What is required »
Below are some records. Pull every line that contains the word "title".

Information shown »
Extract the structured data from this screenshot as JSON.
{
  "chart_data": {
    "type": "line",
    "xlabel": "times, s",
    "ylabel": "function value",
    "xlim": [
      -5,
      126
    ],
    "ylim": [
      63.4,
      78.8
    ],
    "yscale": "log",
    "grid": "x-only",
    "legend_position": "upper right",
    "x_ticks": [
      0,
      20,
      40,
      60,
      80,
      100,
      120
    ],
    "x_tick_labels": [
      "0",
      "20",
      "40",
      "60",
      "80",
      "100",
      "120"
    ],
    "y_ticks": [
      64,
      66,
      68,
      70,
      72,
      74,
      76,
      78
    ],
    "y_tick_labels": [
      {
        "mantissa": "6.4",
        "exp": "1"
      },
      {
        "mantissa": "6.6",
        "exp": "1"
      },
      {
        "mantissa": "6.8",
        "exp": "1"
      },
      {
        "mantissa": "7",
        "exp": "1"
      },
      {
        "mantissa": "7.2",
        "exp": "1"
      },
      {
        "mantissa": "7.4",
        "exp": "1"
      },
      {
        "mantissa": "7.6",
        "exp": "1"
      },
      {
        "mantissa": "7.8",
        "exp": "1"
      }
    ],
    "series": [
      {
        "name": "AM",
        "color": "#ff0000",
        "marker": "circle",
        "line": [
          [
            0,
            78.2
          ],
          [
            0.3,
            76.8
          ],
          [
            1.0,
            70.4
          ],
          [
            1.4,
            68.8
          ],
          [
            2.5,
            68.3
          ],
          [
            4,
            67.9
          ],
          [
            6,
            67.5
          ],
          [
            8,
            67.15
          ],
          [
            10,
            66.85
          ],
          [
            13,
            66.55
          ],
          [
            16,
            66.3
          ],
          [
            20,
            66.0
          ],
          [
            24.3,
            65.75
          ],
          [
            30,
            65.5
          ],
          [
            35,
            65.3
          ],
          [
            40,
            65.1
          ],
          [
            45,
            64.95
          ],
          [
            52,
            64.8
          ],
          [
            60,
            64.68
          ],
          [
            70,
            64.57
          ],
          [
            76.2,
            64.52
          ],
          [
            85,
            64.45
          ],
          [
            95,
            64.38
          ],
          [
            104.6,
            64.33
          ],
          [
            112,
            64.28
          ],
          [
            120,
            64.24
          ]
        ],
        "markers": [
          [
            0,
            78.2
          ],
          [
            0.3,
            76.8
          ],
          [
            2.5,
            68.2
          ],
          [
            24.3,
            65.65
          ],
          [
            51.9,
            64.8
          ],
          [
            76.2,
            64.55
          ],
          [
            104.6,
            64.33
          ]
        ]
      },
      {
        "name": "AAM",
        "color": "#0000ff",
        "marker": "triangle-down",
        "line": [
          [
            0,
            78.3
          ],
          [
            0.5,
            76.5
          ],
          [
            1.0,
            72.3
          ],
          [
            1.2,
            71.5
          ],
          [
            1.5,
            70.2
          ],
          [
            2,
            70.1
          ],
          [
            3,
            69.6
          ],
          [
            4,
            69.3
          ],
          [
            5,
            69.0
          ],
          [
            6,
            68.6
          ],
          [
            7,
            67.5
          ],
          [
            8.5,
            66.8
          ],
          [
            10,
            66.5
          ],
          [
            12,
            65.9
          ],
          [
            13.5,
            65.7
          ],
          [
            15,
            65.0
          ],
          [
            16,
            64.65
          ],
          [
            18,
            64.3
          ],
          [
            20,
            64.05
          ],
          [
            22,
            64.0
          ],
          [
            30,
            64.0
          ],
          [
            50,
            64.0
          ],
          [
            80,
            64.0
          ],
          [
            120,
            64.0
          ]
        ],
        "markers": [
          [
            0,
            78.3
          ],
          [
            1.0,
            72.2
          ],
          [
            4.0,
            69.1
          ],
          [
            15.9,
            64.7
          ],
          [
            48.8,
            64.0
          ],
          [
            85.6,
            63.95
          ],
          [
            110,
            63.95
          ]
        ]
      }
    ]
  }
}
--
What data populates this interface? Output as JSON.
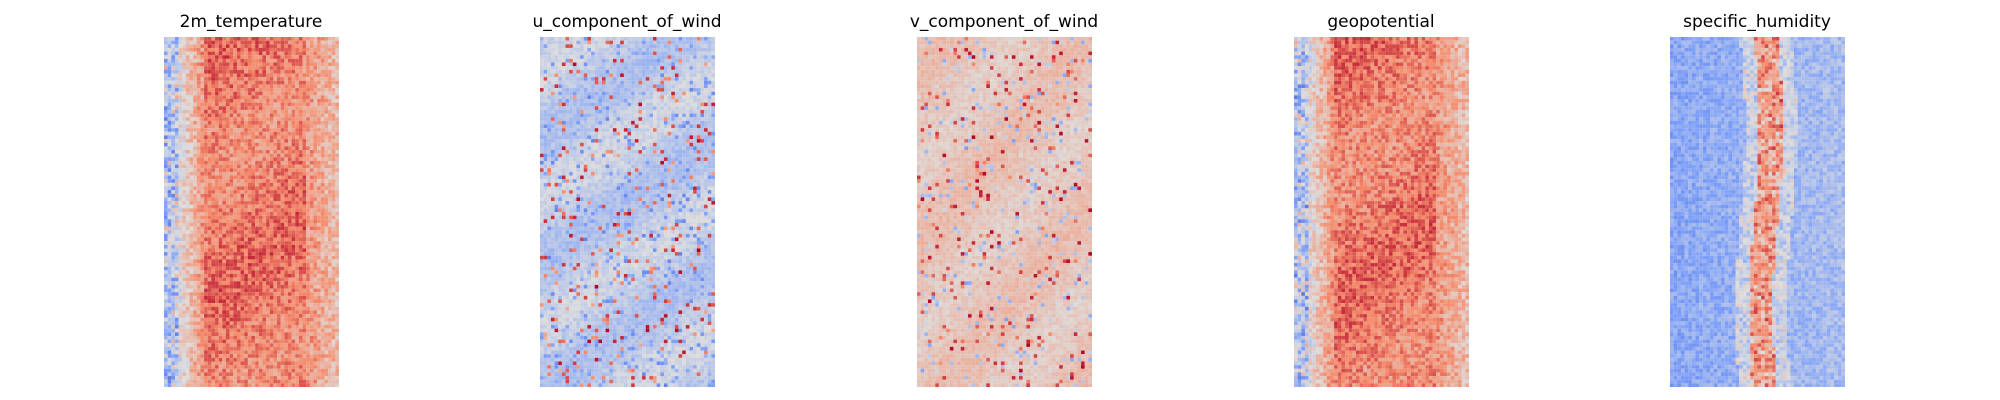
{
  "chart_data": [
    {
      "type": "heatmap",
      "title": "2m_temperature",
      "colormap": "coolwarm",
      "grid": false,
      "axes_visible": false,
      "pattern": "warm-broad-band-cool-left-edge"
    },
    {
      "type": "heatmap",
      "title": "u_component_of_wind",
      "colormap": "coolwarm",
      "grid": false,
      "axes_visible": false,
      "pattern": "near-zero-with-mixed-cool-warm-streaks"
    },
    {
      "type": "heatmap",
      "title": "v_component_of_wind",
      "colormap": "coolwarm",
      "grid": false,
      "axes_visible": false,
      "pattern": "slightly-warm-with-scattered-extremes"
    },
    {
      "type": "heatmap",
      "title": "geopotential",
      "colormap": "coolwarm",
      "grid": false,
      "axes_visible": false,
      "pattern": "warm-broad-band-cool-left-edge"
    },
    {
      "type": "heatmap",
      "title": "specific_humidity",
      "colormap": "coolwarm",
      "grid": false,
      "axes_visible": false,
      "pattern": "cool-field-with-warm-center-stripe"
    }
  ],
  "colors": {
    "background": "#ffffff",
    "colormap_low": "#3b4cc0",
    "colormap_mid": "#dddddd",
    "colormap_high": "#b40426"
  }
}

Response »
      "title": "2m_temperature",
      "title": "u_component_of_wind",
      "title": "v_component_of_wind",
      "title": "geopotential",
      "title": "specific_humidity",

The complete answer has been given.